EXCERPTED DATA =>
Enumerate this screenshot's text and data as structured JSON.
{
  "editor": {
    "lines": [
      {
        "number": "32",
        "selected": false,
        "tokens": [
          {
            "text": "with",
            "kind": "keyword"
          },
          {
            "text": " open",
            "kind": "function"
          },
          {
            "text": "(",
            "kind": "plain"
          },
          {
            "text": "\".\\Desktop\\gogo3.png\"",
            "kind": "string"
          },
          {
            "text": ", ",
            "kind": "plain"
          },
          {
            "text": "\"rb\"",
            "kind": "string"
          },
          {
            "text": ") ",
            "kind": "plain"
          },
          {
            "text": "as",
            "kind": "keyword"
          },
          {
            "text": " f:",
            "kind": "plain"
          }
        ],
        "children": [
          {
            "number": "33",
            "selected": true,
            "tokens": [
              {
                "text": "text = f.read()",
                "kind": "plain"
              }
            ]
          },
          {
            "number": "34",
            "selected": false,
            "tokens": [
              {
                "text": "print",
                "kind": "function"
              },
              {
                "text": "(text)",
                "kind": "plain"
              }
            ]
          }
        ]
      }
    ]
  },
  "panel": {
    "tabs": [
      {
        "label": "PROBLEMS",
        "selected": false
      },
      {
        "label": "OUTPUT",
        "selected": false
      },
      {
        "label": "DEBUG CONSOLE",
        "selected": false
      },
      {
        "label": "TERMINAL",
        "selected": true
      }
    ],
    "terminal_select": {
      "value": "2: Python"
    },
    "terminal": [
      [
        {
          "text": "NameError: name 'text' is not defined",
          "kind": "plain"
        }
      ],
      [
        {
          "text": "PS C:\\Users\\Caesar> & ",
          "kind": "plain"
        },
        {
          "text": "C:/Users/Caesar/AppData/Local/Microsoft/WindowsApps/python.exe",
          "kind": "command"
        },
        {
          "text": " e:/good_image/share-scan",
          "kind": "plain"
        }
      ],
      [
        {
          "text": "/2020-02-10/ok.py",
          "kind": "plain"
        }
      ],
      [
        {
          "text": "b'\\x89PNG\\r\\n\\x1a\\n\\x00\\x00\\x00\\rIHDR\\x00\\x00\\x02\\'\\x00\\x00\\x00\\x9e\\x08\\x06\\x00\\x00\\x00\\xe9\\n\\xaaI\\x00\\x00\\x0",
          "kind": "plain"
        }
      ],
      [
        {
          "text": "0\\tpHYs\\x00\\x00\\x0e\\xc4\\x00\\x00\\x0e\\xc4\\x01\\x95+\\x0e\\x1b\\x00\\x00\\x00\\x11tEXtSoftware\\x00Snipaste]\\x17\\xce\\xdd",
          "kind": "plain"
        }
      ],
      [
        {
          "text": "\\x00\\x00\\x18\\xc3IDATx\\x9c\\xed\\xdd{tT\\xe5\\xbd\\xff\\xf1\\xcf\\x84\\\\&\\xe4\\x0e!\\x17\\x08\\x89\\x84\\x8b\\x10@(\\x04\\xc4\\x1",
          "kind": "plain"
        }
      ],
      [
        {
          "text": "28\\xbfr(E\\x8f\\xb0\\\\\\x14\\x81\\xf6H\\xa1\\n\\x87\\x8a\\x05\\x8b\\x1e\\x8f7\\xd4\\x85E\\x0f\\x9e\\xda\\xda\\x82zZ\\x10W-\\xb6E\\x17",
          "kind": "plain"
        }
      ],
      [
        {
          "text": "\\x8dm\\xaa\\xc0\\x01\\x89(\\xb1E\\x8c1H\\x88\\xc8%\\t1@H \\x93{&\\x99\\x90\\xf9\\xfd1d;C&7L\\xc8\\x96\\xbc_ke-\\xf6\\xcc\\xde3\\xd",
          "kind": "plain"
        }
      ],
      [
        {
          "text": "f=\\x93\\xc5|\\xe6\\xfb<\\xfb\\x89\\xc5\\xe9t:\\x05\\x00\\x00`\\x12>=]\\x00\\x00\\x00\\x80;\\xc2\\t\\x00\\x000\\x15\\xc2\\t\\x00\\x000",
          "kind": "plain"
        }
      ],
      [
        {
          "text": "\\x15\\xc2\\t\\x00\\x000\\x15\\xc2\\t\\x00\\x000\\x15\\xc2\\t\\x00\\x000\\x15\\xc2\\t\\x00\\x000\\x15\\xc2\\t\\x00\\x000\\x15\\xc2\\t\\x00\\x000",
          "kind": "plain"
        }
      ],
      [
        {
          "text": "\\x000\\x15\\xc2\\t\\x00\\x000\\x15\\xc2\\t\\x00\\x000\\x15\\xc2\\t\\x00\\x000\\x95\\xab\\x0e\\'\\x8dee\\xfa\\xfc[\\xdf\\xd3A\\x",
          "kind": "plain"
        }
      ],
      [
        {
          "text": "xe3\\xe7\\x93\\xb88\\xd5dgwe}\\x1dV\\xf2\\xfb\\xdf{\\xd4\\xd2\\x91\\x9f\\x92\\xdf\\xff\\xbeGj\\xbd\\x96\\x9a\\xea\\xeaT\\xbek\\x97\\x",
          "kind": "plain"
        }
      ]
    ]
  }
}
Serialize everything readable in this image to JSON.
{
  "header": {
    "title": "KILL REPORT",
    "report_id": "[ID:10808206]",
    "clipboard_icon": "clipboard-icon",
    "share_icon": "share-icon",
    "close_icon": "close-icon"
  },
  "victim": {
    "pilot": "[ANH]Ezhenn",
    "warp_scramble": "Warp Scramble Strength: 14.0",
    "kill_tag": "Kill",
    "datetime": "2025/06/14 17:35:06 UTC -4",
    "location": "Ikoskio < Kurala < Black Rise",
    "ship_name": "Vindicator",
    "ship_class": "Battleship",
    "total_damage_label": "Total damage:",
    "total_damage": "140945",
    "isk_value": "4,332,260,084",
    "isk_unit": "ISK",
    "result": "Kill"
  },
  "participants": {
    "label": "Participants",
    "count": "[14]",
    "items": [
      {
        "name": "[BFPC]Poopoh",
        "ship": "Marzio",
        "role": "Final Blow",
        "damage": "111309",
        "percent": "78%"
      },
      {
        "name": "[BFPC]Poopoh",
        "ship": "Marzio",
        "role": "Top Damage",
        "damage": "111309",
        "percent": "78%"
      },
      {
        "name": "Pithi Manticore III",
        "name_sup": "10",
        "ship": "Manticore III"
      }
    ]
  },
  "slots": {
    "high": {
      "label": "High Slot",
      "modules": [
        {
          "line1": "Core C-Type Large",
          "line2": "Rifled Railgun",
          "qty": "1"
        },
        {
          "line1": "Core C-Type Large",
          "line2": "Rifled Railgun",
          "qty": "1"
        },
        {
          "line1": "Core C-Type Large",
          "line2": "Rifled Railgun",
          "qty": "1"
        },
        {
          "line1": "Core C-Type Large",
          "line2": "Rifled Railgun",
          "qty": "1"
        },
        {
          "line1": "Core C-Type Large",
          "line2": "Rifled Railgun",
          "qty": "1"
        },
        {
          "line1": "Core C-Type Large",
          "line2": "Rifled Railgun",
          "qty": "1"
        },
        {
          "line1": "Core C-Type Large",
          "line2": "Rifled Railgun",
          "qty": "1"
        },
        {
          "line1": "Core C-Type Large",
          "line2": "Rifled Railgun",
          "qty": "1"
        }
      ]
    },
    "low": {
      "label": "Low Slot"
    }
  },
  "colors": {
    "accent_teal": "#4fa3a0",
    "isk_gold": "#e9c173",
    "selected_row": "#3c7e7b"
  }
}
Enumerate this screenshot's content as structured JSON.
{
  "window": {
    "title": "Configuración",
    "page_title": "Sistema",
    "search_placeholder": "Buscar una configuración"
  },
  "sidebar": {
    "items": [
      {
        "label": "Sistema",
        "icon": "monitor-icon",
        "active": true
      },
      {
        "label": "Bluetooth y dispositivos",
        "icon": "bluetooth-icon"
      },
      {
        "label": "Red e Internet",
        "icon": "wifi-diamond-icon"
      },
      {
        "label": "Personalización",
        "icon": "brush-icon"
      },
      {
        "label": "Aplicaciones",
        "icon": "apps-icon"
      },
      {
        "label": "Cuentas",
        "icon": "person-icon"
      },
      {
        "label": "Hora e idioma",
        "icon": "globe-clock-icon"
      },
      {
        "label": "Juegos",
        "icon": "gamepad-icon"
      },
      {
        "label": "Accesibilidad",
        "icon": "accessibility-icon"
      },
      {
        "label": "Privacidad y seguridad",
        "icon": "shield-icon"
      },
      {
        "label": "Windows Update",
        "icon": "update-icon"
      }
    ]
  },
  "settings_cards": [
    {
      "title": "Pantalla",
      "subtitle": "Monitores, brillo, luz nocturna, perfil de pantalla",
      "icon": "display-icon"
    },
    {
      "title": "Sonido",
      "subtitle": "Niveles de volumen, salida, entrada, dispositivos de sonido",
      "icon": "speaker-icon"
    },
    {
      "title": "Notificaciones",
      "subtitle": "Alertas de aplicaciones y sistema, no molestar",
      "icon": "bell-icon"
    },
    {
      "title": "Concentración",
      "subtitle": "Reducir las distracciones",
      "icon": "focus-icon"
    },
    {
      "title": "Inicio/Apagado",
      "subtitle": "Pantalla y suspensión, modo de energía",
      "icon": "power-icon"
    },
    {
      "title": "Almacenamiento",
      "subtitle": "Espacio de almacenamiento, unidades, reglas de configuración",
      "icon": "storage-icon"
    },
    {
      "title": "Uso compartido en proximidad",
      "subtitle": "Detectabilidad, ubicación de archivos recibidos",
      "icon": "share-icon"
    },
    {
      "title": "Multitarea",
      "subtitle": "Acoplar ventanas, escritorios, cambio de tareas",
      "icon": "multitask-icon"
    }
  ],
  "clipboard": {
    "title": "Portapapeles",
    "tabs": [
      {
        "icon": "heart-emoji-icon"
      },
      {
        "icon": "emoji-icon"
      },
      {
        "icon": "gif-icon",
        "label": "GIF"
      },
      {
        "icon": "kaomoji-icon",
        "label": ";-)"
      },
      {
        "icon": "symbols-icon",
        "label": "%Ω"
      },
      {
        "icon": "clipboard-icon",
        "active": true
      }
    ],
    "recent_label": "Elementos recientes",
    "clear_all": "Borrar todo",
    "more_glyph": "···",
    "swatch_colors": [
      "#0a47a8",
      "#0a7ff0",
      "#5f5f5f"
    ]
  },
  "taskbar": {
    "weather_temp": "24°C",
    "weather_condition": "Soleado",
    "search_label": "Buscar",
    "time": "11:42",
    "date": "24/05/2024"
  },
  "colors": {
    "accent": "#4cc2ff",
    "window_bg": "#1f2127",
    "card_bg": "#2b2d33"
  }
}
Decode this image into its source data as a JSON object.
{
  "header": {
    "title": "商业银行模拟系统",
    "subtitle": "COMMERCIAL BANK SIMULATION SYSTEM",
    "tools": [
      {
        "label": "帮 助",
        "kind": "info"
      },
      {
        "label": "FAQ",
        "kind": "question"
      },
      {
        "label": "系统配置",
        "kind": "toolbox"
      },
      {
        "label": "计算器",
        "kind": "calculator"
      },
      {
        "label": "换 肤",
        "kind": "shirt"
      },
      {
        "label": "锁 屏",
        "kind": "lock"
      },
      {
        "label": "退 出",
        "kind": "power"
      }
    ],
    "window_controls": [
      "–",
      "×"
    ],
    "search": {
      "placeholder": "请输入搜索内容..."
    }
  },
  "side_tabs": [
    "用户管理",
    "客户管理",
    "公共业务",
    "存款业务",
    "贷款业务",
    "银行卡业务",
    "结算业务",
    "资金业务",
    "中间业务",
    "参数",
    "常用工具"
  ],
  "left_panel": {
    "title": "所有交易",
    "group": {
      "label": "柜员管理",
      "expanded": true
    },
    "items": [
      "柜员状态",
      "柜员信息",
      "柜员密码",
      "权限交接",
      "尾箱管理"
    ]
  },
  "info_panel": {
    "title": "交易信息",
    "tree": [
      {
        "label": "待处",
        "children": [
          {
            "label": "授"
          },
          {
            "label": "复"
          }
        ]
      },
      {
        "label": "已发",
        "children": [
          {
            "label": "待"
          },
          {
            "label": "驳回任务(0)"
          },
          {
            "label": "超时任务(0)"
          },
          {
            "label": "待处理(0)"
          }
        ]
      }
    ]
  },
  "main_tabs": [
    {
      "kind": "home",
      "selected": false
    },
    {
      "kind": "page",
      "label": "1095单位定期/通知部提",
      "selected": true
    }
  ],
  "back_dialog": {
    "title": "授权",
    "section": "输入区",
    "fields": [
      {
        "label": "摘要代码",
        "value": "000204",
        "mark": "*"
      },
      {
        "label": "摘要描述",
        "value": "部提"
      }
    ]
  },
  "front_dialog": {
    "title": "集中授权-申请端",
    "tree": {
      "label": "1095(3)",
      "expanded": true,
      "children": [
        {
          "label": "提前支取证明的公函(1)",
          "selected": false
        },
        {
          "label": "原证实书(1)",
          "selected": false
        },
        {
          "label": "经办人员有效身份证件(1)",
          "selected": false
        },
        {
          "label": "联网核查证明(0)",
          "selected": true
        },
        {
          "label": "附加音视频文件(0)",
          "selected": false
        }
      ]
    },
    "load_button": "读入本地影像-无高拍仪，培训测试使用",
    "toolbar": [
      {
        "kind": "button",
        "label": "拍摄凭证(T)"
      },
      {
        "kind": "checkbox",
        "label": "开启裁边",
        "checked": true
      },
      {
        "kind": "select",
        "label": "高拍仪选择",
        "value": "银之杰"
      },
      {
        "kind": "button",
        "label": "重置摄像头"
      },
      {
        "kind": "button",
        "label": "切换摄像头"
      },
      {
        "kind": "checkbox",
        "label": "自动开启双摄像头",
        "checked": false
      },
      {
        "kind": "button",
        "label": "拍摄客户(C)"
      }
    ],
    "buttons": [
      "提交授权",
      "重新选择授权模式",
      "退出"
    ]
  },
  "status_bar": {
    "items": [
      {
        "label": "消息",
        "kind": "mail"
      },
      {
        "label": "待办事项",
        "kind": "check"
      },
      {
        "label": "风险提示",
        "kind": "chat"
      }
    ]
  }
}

TASK DIRECTIONS => Using the records above, select and copy every line that has the word "this".

TASK SOLUTION =>
Enumerate this screenshot's text and data as structured JSON.
Serialize everything readable in this image to JSON.
Enumerate this screenshot's content as structured JSON.
Decode this image into its source data as a JSON object.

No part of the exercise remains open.